_TEXTO_
------------------------------------------------------------

Democracia es la doctrina política favorable a la intervención del pueblo en el gobierno. Democracia es el predominio del pueblo en el gobierno político de un Estado. Democracia es el gobierno de la mayoría.
En una democracia directa las decisiones políticas son tomadas directamente por el pueblo (Suiza). En una democracia representativa, el pueblo elige delegados para que gobiernen en su representación (Costa Rica). En una democracia participativa, el pueblo participa de la toma de decisiones mediante mecanismos que les permiten influir en las políticas del Estado (Porto Alegre, Brasil).
El tema de la democracia viene a cuento, porque para los costarricenses vivir en democracia debería significar más que elegir representantes cada 4 años. En un final, la base de la democracia está en la voluntad general y no en el sufragio.

------------------------------------------------------------

Ítems guardados del conjunto de datos
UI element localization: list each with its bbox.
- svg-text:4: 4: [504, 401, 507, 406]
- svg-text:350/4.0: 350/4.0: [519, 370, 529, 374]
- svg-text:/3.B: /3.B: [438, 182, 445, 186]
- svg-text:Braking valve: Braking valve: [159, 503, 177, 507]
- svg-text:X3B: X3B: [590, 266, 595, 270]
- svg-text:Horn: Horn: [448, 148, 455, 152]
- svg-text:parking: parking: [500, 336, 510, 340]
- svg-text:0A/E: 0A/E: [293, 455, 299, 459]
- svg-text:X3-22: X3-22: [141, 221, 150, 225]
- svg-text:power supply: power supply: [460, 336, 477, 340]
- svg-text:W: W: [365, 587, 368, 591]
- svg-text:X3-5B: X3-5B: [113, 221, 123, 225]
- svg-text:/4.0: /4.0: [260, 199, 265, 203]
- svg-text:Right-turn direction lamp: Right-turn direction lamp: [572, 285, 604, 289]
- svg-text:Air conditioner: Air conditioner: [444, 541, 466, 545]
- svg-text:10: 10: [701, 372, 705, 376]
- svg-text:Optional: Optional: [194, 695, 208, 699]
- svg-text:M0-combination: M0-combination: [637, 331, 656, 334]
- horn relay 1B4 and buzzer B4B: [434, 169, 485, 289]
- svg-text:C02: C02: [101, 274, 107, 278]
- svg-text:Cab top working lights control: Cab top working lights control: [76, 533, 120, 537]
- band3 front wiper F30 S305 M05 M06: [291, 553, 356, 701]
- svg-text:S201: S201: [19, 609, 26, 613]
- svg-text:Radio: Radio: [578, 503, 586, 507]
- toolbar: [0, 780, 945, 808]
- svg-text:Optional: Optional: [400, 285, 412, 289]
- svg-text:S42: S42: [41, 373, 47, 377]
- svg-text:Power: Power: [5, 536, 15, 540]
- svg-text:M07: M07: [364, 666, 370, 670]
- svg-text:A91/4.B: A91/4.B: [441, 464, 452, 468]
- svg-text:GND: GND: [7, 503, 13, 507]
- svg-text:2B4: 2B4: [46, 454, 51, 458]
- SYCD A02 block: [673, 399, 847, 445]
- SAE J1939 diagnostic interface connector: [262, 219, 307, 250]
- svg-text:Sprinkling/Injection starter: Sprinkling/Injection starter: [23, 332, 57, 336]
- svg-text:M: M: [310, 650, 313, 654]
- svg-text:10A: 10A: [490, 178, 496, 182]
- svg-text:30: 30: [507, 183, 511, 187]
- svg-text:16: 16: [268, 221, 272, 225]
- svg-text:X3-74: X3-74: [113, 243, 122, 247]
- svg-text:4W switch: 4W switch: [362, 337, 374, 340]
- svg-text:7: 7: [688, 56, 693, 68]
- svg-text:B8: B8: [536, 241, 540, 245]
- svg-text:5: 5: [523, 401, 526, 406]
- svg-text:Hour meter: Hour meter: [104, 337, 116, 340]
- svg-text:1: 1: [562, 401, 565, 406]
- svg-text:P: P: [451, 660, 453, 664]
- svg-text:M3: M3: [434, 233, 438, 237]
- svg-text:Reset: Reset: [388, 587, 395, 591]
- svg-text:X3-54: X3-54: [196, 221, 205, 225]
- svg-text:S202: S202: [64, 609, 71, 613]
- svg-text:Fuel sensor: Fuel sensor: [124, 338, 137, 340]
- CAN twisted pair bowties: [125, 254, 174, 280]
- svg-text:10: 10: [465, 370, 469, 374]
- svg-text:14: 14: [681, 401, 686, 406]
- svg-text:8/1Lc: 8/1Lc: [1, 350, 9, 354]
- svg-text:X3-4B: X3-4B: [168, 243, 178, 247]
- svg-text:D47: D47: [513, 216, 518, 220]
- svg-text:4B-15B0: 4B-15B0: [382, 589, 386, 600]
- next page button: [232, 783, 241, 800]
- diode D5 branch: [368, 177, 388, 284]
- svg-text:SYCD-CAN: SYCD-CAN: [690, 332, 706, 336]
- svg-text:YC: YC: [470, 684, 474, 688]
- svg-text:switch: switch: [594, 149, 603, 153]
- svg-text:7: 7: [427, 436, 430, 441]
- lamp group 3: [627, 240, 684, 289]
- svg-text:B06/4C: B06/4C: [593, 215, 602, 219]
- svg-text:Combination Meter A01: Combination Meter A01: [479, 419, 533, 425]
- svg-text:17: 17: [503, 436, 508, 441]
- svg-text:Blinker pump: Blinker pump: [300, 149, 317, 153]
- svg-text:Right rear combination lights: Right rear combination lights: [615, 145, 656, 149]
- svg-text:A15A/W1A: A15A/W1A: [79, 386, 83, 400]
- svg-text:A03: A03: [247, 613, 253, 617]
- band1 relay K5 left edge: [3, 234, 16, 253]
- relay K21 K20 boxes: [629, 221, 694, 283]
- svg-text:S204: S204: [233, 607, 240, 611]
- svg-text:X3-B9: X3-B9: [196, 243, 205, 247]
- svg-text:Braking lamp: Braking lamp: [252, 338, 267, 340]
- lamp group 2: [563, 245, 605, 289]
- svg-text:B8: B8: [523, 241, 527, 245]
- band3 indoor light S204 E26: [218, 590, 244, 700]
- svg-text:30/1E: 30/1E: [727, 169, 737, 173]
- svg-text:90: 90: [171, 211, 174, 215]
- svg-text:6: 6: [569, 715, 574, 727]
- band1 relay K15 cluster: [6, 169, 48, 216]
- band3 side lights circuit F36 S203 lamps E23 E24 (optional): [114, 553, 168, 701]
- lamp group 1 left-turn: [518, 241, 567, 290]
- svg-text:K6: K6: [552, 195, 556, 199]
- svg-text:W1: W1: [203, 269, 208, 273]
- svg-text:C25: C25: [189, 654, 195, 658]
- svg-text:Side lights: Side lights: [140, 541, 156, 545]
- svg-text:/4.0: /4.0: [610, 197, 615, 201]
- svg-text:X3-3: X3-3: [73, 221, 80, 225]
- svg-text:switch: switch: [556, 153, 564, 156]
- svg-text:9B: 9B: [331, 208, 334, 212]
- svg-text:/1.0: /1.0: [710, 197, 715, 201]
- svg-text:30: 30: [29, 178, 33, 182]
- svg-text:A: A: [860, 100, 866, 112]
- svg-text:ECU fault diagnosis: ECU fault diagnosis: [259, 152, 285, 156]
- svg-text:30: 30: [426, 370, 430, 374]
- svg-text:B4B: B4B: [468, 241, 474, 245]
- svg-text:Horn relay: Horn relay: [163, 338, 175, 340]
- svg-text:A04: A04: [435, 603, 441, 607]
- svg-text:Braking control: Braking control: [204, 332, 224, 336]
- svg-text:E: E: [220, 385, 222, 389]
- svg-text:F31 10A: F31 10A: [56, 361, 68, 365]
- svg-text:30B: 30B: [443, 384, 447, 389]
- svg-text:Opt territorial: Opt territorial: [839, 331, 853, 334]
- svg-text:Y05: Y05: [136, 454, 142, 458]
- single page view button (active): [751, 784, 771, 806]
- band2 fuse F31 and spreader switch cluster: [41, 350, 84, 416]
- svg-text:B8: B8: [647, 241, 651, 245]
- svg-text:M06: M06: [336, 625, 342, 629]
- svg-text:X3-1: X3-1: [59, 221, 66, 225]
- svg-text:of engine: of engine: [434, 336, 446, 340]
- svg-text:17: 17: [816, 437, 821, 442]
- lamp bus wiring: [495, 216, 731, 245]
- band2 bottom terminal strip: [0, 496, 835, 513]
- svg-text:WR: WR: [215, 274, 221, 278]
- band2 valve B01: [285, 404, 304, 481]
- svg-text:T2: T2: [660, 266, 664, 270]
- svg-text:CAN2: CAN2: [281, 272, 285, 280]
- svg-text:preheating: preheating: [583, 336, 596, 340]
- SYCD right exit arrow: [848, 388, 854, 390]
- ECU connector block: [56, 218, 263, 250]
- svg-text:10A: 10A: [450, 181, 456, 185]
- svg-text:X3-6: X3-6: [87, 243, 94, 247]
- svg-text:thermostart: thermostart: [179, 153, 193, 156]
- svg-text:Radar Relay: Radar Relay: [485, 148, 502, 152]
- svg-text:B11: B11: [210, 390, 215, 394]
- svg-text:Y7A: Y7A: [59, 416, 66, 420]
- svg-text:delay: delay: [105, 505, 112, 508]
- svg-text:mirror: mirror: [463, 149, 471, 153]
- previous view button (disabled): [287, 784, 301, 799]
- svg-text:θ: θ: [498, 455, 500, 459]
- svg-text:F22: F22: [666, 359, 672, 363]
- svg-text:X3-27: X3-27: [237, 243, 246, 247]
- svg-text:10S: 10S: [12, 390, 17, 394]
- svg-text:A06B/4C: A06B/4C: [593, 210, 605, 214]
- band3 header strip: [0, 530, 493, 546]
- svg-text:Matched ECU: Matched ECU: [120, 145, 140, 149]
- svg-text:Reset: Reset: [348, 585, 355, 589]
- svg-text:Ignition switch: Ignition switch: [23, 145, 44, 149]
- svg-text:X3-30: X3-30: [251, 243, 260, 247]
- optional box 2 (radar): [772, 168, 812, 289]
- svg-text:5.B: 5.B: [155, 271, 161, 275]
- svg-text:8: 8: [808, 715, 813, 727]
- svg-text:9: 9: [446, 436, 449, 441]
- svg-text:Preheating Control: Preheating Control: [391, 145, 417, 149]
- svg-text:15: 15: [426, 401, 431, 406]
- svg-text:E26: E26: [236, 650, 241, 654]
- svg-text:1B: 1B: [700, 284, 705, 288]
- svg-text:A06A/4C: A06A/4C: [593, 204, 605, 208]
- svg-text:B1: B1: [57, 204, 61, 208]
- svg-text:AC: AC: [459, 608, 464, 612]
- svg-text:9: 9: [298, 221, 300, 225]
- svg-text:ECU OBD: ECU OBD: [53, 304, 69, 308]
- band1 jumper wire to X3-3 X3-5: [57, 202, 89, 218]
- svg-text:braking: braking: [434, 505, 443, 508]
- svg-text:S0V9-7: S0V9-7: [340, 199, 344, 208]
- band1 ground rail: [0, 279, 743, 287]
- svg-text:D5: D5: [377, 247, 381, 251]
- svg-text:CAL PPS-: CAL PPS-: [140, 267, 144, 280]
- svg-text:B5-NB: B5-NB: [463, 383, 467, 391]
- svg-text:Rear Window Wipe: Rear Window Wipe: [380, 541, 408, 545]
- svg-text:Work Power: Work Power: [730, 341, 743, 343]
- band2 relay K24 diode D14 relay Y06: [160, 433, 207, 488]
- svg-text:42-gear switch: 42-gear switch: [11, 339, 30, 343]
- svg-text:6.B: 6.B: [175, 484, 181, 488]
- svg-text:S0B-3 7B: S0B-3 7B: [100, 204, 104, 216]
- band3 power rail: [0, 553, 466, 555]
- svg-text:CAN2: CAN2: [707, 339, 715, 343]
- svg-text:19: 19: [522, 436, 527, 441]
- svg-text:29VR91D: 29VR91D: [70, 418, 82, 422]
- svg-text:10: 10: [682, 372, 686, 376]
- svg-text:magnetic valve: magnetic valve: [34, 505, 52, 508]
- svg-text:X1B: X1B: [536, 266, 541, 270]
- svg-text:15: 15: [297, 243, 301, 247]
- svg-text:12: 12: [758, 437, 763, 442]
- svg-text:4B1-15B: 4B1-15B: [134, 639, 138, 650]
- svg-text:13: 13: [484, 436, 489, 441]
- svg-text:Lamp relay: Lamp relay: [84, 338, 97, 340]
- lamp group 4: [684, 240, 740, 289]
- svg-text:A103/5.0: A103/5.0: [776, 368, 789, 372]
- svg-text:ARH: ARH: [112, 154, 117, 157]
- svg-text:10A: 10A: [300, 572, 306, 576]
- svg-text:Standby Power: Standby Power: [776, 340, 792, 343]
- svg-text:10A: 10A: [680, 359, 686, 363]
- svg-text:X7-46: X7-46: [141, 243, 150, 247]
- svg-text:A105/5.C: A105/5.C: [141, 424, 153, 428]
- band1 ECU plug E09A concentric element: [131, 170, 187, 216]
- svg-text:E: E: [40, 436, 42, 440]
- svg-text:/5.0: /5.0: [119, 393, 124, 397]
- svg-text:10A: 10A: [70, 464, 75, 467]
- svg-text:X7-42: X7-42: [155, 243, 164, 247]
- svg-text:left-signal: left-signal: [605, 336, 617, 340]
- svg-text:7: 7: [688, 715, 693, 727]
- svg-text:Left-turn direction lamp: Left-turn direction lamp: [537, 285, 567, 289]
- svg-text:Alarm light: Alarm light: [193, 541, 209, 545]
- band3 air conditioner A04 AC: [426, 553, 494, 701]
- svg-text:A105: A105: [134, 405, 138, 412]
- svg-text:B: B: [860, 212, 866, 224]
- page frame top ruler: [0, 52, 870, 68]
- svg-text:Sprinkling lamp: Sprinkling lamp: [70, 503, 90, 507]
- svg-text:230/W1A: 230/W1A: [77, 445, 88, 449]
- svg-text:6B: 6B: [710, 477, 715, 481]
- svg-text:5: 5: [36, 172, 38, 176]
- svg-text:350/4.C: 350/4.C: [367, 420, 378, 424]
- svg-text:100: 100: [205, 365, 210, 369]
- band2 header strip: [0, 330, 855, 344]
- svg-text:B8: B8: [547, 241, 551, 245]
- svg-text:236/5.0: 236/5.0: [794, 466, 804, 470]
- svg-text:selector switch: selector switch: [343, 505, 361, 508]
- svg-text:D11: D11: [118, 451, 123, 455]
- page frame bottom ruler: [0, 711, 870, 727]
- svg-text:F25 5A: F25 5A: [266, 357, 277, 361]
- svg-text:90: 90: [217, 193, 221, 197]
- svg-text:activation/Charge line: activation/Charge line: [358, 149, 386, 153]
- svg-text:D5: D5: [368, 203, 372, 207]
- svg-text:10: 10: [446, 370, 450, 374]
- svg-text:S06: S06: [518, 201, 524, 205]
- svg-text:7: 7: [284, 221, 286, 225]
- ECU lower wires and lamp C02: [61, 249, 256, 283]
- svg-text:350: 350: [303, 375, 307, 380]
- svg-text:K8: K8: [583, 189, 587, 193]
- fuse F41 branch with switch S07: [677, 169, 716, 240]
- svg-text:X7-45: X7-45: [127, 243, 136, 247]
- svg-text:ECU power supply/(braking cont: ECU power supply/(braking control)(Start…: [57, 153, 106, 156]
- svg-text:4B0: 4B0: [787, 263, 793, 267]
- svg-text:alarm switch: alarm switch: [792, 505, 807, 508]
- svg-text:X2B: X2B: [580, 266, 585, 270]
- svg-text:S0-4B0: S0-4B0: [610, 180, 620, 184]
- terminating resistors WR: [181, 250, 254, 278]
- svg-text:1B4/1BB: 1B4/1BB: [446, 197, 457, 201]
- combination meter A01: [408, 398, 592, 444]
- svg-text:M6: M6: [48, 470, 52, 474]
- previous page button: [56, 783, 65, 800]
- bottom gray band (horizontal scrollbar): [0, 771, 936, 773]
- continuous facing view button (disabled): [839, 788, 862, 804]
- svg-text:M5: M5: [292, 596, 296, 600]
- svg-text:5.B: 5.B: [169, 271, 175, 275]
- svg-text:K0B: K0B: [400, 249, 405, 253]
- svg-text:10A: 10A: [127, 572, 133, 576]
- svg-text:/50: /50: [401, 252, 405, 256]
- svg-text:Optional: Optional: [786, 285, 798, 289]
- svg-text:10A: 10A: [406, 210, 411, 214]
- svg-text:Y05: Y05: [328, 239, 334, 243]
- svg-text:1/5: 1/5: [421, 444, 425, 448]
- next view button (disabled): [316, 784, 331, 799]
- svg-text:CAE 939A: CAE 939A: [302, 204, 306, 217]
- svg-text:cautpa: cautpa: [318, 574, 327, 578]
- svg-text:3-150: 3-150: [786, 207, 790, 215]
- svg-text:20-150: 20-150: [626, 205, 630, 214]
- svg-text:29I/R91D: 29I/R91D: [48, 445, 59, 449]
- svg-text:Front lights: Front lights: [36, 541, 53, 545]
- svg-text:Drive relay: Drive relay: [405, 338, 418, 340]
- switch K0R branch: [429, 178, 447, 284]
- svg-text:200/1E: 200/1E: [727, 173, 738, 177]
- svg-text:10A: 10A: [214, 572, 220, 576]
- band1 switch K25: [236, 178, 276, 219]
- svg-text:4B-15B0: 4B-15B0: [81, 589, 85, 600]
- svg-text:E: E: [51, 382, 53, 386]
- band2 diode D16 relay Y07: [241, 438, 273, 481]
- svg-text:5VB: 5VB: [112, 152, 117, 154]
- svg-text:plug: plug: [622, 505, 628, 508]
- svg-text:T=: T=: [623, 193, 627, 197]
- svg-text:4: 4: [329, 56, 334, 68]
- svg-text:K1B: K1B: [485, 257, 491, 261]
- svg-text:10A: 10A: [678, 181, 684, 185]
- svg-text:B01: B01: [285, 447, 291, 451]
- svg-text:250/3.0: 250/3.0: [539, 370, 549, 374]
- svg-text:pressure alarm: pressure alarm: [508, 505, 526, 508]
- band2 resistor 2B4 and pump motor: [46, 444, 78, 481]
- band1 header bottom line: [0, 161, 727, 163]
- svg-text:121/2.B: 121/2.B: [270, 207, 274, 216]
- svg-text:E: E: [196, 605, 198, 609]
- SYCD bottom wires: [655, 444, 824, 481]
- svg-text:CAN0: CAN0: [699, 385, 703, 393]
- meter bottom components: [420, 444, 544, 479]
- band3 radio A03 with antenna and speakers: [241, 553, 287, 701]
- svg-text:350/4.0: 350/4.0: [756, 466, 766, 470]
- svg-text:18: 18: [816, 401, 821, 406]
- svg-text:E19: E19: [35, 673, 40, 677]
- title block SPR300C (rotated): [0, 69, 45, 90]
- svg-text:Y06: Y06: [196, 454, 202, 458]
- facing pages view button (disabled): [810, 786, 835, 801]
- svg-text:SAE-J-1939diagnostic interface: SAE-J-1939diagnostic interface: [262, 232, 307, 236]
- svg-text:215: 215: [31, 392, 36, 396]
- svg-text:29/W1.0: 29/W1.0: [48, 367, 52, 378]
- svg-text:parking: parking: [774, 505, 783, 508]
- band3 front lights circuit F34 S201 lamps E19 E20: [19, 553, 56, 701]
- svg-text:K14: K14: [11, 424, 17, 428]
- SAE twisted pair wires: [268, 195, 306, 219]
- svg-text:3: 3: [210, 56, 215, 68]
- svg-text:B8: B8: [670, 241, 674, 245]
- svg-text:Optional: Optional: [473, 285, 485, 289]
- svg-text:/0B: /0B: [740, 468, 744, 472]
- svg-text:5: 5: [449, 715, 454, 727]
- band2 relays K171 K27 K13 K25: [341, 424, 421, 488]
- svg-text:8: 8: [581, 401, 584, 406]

------------------------------------------------------------

Sigue escribiendo el texto de arriba sobre la democracia a partir de su última oración.

_RESPUESTA_
Para Rousseau, “la soberanía no puede ser representada por la misma razón por la que no puede ser enajenada; consiste esencialmente en la voluntad general, y la voluntad no se representa”. Además, señala que la base del contrato social reside en la voluntad general. El contrato social fija los derechos y deberes de los individuos, y define el marco de acción del Estado, que es la representación de la colectividad y de la voluntad general. El Estado les pertenece a todos los ciudadanos y su razón de ser es el bien común.
¿Las políticas del Estado costarricense reflejan la voluntad general y la búsqueda del bien común? Una nota en La Nación del 23 de noviembre anterior, desnuda nuestra realidad: “La apatía política va en aumento... Según Steffan Gómez, del Estado de la Nación , este es el impacto provocado por los casos de corrupción en la Administración Pública y la falta de vinculación entre los partidos y las necesidades de los ciudadanos”.
En conclusión, las políticas del Estado costarricense no reflejan la voluntad general; los representantes que elegimos no satisfacen las necesidades del pueblo. El Estado ha dejado de ser un medio para buscar el bien común para convertirse en un fin en sí mismo.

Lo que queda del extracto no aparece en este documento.